▶ _Written request_
Count the lines below that contain the word "betreffend". Give only the number.
Start of Data shown
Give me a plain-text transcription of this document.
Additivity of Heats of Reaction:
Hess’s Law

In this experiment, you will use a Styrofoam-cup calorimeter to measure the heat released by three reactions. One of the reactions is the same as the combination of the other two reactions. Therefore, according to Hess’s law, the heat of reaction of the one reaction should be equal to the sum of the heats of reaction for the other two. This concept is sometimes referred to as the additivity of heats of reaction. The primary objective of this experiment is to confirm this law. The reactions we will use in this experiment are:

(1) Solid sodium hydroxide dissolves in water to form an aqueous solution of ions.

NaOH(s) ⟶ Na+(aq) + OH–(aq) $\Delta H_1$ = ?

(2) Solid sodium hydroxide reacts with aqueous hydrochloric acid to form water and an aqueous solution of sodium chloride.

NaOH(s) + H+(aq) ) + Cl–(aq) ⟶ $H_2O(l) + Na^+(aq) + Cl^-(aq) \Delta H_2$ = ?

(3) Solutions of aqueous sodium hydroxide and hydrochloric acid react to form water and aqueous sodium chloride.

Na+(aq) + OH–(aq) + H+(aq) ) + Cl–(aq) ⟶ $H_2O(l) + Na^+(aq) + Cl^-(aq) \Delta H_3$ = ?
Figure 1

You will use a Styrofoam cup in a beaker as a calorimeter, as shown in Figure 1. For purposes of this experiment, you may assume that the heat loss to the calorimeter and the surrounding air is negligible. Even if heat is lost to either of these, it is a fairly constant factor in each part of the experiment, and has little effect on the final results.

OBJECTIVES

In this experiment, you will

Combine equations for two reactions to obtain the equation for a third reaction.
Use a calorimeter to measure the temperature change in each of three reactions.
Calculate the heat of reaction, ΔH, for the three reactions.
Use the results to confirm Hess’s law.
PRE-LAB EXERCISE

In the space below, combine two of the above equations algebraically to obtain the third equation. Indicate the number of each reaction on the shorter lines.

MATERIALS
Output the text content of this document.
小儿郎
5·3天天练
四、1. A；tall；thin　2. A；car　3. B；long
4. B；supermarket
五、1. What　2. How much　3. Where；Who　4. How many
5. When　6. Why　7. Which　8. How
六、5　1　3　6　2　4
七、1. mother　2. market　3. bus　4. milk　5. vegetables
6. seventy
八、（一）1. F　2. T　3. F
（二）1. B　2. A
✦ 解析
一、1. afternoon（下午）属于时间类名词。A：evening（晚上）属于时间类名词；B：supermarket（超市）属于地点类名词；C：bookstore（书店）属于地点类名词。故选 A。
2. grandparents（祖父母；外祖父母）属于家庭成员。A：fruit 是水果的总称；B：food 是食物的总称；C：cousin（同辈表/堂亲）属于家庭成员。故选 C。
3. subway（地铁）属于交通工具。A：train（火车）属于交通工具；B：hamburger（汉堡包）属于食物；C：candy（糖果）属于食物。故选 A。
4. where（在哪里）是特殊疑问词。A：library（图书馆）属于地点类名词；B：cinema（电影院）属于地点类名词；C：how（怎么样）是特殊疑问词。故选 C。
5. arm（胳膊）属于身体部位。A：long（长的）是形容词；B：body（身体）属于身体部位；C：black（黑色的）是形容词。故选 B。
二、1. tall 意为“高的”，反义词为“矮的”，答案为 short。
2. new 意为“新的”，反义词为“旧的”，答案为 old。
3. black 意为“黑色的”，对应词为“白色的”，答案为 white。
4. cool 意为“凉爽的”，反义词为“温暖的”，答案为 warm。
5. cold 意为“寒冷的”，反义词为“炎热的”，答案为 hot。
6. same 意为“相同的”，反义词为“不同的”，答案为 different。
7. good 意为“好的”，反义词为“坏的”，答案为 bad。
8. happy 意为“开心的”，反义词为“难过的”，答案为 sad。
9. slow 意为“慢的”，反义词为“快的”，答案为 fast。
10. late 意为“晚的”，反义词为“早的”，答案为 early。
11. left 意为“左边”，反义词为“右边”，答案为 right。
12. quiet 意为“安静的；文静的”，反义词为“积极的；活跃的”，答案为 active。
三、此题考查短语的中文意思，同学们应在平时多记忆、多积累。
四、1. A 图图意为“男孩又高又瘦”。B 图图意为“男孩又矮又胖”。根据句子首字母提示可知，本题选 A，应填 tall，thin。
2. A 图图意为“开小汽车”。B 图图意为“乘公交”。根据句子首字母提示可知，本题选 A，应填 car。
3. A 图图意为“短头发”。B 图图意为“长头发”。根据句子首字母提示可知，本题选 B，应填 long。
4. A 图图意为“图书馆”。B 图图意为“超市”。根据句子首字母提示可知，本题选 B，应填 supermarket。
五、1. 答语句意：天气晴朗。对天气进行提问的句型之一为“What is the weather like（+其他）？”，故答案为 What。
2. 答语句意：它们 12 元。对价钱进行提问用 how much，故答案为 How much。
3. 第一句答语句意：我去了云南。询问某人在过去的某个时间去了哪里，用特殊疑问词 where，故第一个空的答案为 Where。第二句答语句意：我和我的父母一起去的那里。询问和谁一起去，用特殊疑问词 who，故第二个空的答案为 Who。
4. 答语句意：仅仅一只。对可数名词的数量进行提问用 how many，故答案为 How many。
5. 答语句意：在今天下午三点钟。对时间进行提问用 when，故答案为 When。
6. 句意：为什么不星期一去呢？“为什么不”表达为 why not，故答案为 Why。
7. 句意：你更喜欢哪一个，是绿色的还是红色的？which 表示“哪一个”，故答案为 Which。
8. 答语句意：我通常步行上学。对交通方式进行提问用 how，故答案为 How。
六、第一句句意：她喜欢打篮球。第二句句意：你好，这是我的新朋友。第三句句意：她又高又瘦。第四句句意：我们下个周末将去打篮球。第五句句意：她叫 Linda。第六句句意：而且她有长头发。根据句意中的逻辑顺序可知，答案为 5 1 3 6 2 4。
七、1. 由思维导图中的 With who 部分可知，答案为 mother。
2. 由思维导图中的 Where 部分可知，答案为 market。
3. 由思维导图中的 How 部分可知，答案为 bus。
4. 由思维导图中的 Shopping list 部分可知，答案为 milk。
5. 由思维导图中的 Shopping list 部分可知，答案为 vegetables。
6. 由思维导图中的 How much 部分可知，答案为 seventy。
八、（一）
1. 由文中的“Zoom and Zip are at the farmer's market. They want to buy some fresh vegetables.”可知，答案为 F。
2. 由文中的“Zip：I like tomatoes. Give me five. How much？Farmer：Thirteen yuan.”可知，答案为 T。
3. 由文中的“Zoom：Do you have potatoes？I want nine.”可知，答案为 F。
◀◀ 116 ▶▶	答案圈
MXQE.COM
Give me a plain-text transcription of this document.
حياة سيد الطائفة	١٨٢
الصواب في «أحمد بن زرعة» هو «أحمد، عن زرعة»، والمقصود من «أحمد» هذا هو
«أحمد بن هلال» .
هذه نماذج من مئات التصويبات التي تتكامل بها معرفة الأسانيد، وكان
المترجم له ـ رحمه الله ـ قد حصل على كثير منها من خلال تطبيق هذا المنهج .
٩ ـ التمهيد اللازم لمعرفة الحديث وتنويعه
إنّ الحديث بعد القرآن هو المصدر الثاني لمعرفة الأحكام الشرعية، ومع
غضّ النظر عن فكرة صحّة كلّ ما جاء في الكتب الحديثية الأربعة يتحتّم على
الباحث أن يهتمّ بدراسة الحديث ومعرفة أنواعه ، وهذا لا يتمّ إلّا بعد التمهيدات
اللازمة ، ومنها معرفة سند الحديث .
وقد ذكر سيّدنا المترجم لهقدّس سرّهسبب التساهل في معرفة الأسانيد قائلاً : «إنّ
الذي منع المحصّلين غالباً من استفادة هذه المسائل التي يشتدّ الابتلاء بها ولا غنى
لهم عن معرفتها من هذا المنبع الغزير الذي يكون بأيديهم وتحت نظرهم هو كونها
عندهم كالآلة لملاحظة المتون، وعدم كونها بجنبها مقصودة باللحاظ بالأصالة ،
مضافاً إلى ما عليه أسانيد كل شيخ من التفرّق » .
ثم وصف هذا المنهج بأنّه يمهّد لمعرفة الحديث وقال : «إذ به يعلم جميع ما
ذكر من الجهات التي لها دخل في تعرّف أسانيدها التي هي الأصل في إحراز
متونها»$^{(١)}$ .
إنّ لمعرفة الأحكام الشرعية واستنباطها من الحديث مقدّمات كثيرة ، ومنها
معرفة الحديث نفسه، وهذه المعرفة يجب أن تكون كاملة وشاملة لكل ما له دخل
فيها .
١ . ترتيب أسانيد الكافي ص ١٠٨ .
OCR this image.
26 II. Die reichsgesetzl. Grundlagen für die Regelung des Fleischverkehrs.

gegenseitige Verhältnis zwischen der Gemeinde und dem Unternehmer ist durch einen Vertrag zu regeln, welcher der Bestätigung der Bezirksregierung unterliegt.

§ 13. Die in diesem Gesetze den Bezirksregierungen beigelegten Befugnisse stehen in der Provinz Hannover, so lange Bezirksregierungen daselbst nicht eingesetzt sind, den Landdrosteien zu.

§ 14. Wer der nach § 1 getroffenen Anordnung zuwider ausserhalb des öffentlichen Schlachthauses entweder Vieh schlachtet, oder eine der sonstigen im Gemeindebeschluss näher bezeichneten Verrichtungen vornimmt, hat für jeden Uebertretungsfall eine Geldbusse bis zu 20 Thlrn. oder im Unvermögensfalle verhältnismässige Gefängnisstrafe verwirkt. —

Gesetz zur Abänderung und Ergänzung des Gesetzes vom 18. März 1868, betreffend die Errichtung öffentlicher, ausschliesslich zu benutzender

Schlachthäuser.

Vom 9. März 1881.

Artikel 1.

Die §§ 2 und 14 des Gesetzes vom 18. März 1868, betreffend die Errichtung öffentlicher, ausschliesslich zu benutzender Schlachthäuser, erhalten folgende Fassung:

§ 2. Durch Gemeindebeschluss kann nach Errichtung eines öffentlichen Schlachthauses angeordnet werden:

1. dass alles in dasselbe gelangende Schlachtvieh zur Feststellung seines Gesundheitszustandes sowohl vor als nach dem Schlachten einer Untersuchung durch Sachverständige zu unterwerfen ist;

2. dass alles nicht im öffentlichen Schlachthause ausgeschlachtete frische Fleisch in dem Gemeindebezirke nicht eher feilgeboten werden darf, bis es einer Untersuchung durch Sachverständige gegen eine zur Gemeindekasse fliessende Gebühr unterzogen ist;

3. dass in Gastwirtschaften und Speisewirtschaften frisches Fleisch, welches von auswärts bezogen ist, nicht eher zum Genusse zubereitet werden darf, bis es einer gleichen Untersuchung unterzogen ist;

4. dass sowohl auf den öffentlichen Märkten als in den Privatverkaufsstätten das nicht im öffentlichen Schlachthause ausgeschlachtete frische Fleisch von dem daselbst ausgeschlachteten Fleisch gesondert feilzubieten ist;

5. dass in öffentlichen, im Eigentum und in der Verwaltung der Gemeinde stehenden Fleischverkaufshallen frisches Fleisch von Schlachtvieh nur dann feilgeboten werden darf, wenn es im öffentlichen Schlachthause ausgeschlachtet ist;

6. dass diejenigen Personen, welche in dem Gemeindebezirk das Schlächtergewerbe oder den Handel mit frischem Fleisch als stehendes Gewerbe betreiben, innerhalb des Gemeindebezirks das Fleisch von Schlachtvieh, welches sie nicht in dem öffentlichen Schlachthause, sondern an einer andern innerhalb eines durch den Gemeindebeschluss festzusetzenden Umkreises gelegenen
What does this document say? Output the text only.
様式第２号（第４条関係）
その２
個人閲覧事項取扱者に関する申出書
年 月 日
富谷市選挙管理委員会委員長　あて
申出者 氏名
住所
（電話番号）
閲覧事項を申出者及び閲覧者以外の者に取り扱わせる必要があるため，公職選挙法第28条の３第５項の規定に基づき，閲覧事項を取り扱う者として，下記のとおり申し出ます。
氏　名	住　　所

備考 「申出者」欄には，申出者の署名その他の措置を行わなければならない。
End of Data shown
▶ _Exercise response_
2